## START Data provided

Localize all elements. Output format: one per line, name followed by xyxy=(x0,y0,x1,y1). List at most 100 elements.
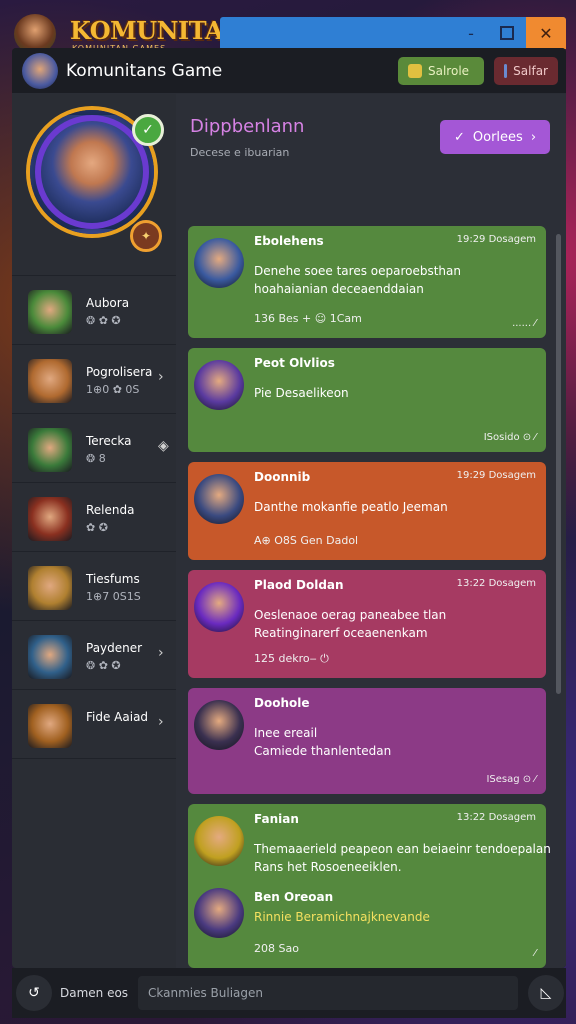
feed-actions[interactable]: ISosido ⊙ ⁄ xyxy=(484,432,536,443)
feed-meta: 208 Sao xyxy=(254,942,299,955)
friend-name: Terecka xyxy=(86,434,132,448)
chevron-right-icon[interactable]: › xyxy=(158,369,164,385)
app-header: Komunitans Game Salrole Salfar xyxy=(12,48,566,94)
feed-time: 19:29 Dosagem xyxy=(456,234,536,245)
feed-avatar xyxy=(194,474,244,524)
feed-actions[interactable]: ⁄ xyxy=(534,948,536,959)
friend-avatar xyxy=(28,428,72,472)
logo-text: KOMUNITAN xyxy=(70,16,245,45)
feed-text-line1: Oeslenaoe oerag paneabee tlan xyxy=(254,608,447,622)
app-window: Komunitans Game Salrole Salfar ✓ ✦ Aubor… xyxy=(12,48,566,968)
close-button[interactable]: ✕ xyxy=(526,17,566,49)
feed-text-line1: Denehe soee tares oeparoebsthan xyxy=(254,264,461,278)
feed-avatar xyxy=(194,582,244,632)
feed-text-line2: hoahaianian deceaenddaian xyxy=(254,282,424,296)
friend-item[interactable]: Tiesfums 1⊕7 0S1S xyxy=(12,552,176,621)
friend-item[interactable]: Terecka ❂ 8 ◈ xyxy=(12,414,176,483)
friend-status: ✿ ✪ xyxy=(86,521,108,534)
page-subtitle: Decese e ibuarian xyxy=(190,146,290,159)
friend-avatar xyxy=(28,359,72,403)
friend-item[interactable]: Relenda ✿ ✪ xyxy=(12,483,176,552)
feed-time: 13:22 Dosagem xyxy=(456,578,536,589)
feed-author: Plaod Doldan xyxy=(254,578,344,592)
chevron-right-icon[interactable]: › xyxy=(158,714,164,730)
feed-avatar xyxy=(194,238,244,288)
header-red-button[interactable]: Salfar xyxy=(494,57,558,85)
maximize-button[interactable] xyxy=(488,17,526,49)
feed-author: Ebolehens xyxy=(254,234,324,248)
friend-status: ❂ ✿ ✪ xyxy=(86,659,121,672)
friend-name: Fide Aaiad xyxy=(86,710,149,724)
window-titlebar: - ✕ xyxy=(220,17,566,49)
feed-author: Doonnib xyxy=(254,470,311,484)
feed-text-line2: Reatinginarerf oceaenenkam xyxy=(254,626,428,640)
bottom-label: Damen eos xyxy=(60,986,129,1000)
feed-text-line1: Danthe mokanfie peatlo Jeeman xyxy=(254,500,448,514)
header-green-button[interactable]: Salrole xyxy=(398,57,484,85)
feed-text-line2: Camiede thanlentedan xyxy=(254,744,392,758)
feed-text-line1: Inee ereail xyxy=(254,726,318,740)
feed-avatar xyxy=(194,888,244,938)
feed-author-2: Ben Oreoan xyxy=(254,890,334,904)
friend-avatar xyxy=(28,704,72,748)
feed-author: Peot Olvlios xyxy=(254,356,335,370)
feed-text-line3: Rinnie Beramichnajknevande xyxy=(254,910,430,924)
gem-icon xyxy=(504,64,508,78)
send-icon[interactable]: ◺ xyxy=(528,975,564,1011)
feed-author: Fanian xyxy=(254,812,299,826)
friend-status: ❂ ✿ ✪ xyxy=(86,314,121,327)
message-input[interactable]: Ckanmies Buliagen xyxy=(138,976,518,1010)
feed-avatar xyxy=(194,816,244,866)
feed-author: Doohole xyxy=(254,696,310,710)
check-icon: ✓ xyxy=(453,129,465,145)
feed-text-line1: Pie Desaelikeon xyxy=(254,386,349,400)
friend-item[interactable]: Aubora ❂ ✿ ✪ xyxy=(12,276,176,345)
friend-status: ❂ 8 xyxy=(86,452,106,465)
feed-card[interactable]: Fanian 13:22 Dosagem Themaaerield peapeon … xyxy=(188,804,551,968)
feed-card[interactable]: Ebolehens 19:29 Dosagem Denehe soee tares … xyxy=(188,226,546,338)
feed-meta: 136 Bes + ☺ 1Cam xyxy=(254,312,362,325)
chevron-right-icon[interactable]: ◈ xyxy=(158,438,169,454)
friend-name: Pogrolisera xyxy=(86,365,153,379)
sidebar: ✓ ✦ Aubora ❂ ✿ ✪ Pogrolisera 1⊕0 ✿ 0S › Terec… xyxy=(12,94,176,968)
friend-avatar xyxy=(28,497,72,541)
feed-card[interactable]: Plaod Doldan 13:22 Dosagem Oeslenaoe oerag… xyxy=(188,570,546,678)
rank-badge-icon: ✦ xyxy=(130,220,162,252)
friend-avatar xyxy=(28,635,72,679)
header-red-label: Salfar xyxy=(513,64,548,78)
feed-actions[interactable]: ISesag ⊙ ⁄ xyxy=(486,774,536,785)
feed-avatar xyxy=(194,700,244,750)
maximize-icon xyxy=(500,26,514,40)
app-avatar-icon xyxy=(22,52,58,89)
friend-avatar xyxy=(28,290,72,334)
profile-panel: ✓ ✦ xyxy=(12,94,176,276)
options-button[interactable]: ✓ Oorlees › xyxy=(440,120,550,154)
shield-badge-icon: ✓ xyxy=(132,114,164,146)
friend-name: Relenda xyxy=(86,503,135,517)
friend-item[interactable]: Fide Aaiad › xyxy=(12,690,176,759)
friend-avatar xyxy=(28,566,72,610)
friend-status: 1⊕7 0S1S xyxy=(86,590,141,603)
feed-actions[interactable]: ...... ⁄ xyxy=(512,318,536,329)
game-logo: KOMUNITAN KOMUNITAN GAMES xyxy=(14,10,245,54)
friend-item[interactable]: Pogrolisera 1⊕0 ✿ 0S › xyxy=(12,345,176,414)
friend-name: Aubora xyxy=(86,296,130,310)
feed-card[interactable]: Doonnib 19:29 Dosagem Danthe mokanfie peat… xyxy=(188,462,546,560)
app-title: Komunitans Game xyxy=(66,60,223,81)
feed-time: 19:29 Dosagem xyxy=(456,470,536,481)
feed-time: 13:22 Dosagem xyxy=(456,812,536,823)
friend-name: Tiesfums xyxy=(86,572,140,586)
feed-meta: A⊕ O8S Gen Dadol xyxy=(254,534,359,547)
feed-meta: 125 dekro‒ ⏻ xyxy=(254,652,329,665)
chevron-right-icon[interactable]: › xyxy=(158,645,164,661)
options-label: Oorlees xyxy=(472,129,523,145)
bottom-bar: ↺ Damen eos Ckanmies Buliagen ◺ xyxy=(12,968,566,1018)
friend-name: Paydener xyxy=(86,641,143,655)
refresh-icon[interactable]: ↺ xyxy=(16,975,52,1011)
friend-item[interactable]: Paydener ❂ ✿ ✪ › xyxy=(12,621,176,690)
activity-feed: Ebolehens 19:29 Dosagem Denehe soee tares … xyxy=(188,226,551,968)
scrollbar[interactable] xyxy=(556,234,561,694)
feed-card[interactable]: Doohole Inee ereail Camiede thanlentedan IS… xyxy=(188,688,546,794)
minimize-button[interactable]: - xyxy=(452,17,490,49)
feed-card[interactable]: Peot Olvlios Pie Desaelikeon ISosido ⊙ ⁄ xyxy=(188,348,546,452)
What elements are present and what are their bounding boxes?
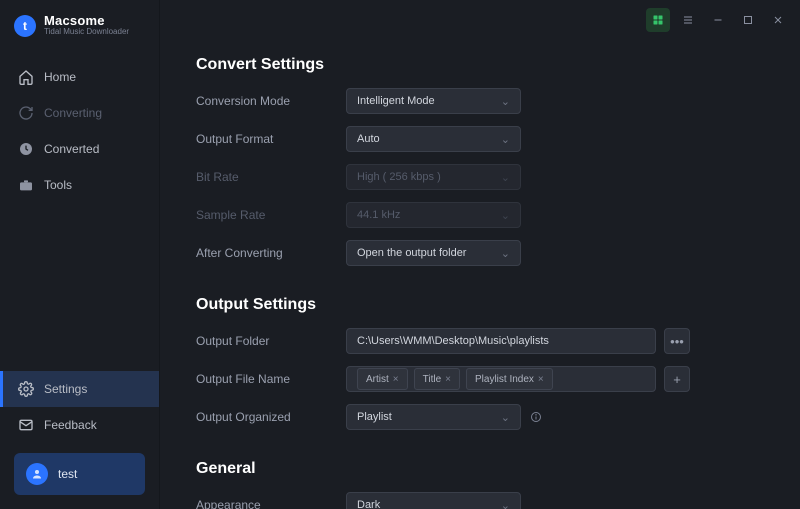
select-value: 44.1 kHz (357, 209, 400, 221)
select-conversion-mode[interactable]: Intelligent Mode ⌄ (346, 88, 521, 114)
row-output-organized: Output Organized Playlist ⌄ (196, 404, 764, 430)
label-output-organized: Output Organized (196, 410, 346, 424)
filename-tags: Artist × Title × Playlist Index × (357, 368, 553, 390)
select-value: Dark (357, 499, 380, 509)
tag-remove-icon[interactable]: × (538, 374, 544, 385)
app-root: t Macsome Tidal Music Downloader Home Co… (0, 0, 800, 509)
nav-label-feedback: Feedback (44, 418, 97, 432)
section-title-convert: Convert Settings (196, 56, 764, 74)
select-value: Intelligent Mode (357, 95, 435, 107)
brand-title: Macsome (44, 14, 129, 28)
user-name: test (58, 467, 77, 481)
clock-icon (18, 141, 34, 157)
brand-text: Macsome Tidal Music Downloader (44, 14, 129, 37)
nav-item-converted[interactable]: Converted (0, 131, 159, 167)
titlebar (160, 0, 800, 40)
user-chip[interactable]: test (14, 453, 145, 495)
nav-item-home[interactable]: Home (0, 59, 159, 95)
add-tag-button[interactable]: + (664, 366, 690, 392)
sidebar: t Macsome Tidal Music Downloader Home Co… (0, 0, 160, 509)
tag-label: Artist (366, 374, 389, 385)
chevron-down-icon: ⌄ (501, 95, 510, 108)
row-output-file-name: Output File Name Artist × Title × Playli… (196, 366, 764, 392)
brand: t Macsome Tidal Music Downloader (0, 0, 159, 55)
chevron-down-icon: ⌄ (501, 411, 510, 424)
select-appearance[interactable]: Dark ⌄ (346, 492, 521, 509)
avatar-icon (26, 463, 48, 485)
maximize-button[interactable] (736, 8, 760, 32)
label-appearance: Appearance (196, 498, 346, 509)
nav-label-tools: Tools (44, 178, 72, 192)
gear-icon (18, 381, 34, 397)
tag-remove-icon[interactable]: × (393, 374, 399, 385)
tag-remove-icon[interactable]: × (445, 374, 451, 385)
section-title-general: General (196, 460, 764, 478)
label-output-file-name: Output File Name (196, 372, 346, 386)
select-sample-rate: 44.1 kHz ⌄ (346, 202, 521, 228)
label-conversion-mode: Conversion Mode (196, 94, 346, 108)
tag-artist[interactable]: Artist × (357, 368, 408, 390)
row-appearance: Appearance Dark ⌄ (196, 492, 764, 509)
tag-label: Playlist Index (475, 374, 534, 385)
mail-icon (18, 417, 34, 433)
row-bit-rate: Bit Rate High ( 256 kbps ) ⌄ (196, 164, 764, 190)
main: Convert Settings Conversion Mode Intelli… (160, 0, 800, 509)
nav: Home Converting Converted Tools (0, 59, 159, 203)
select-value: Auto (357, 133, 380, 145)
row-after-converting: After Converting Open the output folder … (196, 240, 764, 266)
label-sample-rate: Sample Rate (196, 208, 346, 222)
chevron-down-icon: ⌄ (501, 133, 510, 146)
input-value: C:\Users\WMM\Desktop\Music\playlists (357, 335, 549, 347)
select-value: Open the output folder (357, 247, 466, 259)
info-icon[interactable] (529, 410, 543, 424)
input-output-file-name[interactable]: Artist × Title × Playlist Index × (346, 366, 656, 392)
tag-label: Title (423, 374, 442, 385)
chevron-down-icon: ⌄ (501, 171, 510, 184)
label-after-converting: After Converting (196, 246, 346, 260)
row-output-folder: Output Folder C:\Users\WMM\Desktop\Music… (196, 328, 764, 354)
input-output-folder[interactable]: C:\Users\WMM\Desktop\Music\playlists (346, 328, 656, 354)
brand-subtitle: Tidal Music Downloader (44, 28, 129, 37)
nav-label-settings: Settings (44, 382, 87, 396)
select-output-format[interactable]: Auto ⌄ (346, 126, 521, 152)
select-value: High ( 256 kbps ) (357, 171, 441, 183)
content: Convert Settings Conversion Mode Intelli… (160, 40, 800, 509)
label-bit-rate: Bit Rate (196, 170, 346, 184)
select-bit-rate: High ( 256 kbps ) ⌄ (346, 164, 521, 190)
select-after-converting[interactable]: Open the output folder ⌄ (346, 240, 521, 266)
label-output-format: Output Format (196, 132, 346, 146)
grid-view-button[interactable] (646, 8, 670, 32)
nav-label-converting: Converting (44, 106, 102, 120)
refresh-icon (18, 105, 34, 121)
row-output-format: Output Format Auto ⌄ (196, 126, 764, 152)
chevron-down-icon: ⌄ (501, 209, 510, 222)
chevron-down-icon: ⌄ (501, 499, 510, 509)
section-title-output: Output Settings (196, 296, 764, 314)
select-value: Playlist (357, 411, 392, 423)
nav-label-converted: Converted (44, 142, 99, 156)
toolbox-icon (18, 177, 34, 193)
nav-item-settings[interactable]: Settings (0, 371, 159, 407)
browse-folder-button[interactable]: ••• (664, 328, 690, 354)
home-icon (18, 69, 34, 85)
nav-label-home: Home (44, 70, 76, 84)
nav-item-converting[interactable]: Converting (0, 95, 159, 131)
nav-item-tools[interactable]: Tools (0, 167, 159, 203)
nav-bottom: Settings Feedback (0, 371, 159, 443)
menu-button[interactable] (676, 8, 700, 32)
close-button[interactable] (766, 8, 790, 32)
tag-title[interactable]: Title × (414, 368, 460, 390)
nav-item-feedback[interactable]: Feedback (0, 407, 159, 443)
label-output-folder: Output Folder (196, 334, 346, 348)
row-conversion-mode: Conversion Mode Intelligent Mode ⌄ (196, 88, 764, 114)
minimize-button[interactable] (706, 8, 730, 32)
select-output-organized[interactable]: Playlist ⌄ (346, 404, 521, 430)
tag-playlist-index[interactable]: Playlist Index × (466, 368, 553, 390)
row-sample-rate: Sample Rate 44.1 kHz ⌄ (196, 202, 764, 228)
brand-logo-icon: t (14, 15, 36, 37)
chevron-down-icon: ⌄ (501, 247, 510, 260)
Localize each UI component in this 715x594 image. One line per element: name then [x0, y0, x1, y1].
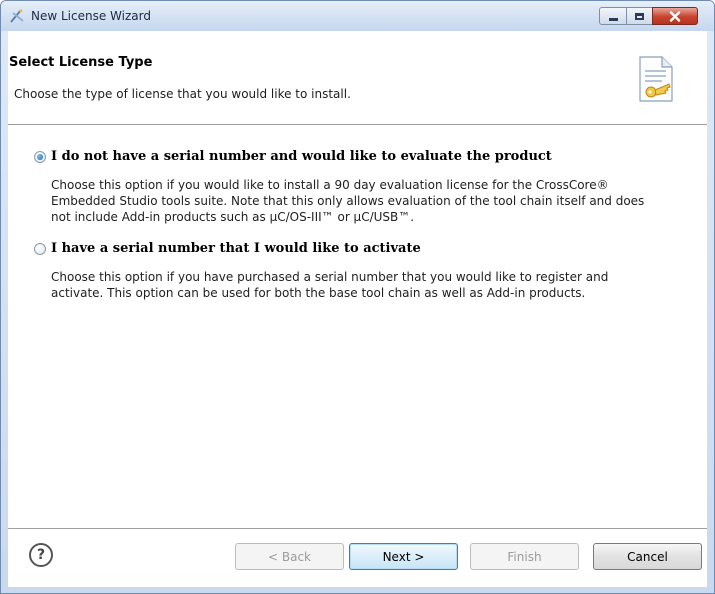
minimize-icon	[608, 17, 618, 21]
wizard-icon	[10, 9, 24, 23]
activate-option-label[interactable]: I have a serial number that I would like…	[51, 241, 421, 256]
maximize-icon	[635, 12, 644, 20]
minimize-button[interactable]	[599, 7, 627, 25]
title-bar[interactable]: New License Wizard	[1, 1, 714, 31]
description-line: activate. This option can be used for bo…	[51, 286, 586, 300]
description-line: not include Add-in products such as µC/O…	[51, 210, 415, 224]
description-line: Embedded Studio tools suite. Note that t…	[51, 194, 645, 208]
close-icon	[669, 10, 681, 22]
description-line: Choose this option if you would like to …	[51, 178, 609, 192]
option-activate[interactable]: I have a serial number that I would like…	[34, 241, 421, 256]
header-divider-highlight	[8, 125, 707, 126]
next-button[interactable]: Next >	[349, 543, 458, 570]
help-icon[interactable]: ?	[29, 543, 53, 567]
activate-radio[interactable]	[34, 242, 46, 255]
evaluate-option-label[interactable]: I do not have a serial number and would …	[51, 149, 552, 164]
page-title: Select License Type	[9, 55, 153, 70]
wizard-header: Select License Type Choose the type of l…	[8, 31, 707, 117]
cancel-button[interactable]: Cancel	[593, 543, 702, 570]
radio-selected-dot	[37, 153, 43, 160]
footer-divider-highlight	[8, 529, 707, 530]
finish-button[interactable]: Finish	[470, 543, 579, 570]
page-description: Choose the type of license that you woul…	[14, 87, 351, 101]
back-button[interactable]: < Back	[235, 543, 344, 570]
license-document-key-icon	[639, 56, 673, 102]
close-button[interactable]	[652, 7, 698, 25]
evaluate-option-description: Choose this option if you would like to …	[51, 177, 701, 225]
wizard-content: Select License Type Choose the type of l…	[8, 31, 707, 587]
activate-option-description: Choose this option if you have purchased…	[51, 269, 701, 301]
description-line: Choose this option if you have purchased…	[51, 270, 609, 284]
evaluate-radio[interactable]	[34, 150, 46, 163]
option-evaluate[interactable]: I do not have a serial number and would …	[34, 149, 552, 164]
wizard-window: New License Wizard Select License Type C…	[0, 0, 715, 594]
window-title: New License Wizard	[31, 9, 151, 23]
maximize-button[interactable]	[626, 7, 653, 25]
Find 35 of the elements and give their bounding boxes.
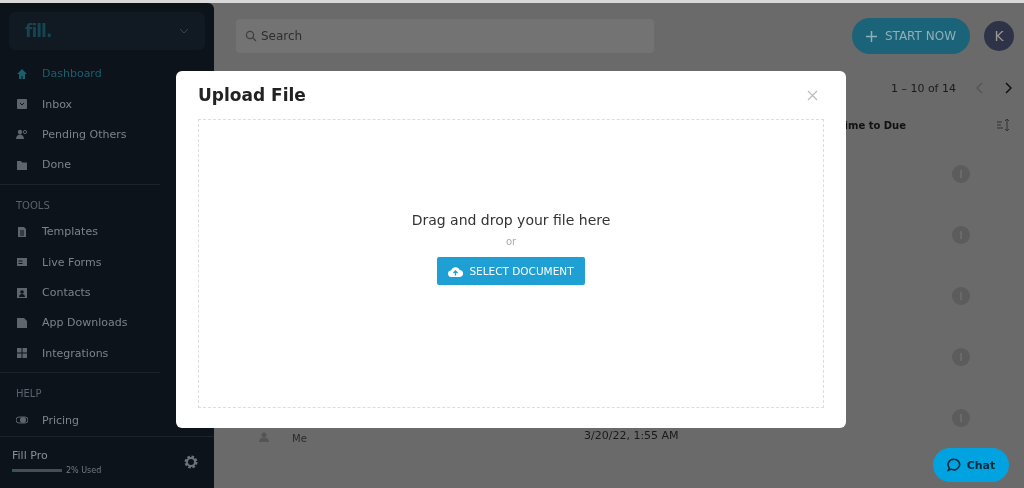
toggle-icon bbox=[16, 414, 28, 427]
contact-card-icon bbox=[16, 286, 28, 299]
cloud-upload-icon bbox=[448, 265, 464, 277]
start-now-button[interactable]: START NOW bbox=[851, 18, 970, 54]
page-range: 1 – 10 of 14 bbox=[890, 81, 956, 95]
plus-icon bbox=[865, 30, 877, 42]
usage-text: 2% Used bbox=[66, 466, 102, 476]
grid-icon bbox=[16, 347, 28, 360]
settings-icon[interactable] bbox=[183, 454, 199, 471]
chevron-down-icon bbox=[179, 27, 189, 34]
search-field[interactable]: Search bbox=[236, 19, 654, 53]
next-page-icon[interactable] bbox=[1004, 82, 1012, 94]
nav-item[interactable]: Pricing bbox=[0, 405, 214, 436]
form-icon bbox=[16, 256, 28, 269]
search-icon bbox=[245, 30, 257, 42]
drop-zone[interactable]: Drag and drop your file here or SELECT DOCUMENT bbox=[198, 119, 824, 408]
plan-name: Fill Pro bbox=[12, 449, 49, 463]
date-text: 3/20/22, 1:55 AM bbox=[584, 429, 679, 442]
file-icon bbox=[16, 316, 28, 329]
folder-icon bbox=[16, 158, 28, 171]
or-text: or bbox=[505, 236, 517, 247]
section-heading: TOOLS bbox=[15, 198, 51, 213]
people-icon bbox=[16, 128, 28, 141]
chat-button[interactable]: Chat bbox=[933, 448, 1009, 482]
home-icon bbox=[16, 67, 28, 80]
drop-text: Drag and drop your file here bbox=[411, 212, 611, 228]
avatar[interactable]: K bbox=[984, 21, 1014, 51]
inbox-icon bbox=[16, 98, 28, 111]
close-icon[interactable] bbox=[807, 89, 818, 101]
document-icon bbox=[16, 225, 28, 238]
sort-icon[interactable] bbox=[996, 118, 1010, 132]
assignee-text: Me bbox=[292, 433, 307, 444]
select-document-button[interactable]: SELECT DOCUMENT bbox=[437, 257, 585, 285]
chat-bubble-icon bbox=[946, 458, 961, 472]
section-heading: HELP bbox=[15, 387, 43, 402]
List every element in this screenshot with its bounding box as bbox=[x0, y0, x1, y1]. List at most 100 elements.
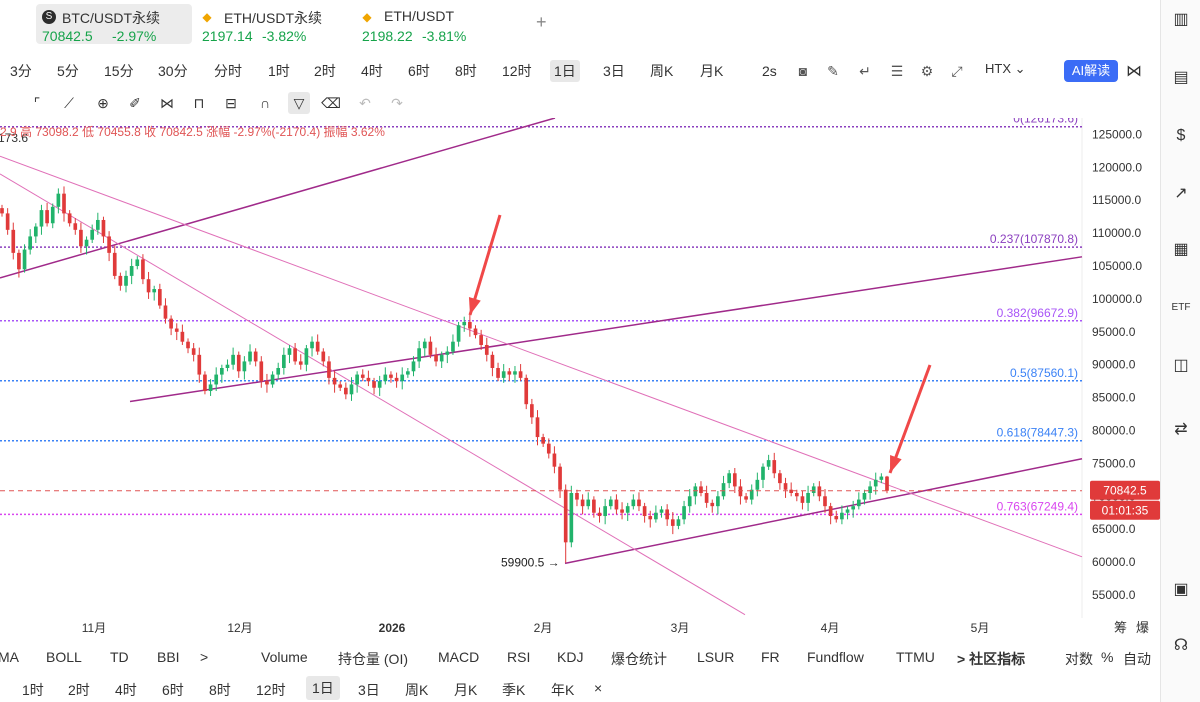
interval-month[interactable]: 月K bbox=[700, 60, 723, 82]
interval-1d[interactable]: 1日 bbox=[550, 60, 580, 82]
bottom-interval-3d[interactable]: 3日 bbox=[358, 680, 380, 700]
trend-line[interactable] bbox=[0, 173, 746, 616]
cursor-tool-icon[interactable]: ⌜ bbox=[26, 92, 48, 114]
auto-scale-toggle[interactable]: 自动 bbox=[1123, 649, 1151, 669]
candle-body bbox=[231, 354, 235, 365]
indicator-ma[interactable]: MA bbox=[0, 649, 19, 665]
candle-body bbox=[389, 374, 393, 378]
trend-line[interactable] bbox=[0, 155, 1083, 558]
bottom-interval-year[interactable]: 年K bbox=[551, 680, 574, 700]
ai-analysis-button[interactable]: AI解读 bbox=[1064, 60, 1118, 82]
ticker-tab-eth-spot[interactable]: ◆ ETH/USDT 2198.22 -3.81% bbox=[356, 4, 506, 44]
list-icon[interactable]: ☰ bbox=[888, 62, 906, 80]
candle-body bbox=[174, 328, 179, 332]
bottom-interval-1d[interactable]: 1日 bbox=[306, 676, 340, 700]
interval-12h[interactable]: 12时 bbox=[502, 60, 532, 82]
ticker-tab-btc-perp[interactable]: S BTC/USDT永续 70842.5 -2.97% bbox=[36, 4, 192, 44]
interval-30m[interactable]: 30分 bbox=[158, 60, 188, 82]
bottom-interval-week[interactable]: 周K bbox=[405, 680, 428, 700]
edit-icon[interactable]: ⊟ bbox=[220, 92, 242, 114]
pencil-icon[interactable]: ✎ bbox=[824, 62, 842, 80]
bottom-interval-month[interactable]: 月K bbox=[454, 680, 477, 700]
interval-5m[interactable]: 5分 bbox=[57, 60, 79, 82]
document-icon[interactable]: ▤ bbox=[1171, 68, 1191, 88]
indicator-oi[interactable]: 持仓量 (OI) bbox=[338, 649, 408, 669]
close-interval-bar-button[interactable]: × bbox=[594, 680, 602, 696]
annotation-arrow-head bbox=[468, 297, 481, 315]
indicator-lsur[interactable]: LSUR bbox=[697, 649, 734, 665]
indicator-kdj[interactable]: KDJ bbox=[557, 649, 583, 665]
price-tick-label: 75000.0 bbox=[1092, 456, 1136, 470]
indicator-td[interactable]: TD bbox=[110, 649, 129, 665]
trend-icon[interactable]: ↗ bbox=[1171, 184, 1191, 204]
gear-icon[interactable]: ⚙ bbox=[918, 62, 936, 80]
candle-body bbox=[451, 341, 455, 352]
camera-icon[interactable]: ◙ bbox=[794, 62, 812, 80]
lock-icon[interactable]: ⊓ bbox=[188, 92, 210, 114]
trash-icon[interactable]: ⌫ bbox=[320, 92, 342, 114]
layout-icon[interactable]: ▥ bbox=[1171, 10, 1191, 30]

## END Data provided

#### [Problem to solve]
Rewrite the records from the line with "interval-month[interactable]: 月K bbox=[700, 60, 723, 82]" to the line with "interval-12h[interactable]: 12时 bbox=[502, 60, 532, 82]", replacing "candle-body" with "candlestick-body" and keeping everything else unchanged.

#### [Solution to the problem]
interval-month[interactable]: 月K bbox=[700, 60, 723, 82]
interval-1d[interactable]: 1日 bbox=[550, 60, 580, 82]
bottom-interval-3d[interactable]: 3日 bbox=[358, 680, 380, 700]
trend-line[interactable] bbox=[0, 173, 746, 616]
cursor-tool-icon[interactable]: ⌜ bbox=[26, 92, 48, 114]
auto-scale-toggle[interactable]: 自动 bbox=[1123, 649, 1151, 669]
candlestick-body bbox=[231, 354, 235, 365]
indicator-ma[interactable]: MA bbox=[0, 649, 19, 665]
candlestick-body bbox=[389, 374, 393, 378]
trend-line[interactable] bbox=[0, 155, 1083, 558]
bottom-interval-year[interactable]: 年K bbox=[551, 680, 574, 700]
ai-analysis-button[interactable]: AI解读 bbox=[1064, 60, 1118, 82]
ticker-tab-eth-spot[interactable]: ◆ ETH/USDT 2198.22 -3.81% bbox=[356, 4, 506, 44]
list-icon[interactable]: ☰ bbox=[888, 62, 906, 80]
candlestick-body bbox=[174, 328, 179, 332]
bottom-interval-1d[interactable]: 1日 bbox=[306, 676, 340, 700]
interval-12h[interactable]: 12时 bbox=[502, 60, 532, 82]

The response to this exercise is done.